• GIVEN EXERCISE: Return all lines from the listing below in which the string "name" occurs.
[START MATERIAL FOR THIS TASK]
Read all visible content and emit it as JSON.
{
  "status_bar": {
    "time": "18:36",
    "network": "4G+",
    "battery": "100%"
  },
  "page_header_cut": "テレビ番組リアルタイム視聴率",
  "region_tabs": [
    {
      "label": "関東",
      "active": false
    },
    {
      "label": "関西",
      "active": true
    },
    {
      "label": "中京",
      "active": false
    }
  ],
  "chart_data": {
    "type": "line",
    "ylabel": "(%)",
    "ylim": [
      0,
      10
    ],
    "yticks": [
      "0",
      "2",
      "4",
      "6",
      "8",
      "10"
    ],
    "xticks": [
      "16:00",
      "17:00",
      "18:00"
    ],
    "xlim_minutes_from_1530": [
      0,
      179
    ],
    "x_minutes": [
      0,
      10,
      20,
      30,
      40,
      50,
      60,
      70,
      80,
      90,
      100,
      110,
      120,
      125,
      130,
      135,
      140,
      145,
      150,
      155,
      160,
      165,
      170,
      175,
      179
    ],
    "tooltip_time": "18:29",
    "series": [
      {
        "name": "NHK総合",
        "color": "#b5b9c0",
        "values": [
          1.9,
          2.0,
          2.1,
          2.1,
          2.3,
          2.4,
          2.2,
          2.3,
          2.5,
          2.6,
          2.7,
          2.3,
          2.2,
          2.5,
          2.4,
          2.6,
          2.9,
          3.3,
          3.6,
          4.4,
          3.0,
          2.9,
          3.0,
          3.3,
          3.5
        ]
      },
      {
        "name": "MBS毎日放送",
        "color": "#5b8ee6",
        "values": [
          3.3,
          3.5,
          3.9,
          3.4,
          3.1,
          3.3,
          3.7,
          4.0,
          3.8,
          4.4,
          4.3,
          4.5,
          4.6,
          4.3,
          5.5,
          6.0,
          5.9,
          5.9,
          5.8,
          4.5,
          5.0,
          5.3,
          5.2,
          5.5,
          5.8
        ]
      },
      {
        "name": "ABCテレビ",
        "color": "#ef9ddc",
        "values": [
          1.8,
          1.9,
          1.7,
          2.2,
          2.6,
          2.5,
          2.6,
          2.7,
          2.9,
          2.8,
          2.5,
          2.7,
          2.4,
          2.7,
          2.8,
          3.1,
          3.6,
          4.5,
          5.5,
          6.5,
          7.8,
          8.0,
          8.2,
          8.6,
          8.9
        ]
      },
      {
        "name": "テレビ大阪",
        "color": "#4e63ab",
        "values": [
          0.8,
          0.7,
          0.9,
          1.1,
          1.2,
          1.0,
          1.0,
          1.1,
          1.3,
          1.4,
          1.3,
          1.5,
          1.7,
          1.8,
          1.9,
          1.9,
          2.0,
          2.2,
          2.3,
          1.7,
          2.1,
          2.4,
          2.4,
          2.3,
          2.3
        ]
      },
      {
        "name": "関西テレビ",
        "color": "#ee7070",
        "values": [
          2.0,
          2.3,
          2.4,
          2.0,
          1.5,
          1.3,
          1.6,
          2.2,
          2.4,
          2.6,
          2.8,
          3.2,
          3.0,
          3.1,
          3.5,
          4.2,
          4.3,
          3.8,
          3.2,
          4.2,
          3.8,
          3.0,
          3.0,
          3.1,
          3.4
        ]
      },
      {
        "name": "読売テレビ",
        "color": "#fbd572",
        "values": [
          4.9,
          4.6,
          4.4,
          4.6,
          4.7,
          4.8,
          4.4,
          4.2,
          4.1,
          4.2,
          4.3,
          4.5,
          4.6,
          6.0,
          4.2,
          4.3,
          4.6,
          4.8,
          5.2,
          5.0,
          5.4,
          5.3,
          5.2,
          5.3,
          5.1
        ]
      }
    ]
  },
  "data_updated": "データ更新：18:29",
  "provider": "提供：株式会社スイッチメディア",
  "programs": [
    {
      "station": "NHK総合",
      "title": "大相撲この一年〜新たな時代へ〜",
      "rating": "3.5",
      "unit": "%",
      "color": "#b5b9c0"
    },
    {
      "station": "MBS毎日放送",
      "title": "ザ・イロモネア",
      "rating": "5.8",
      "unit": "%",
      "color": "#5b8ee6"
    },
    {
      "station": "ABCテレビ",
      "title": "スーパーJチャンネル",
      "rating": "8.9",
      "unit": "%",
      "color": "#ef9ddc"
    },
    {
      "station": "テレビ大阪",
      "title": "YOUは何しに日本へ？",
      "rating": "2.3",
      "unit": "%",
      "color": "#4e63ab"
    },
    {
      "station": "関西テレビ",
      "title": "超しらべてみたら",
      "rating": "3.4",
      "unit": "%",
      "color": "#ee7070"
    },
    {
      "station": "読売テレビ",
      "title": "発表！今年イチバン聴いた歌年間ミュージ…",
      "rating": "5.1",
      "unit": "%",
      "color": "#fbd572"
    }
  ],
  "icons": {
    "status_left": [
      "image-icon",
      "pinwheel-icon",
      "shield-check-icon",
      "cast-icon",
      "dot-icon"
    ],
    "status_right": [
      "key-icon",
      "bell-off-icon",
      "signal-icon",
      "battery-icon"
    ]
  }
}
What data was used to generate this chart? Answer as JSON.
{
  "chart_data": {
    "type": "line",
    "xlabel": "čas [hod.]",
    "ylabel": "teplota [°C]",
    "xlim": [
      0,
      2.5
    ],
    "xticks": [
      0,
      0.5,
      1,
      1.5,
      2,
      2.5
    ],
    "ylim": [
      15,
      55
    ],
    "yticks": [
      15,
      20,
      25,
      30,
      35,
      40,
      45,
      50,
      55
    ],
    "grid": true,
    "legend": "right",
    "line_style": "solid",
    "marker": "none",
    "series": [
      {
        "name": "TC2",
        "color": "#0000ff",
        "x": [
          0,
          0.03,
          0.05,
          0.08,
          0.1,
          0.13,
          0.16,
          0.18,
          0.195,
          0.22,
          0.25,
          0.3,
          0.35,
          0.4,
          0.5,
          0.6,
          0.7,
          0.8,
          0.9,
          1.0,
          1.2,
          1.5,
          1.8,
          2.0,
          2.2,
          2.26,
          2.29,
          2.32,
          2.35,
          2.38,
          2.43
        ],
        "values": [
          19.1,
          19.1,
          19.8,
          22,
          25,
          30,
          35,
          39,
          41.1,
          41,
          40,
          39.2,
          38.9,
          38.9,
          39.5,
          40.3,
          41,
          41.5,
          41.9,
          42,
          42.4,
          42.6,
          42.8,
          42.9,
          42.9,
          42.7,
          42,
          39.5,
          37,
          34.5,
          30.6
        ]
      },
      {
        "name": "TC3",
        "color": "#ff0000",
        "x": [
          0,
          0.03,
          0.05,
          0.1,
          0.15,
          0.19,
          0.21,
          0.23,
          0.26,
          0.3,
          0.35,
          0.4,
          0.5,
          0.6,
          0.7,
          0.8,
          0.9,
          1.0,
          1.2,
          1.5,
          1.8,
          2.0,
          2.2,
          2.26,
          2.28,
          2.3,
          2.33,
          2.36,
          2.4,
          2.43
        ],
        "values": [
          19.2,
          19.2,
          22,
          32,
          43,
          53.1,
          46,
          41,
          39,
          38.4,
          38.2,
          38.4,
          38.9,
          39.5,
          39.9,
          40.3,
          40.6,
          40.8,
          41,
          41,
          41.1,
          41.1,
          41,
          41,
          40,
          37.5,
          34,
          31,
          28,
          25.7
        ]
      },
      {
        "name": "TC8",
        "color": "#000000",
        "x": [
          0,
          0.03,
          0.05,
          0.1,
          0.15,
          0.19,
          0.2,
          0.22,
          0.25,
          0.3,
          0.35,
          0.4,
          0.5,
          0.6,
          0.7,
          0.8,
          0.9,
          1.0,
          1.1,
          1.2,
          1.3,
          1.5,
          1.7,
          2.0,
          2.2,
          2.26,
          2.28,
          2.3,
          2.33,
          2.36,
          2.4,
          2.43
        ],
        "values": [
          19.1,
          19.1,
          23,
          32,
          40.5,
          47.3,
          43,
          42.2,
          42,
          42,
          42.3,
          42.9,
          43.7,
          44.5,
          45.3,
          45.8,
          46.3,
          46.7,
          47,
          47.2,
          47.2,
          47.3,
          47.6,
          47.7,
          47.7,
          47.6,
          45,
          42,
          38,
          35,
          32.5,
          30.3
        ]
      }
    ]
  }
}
[END MATERIAL FOR THIS TASK]
• SOLUTION TO THE PROBLEM:
        "name": "NHK総合",
        "name": "MBS毎日放送",
        "name": "ABCテレビ",
        "name": "テレビ大阪",
        "name": "関西テレビ",
        "name": "読売テレビ",
        "name": "TC2",
        "name": "TC3",
        "name": "TC8",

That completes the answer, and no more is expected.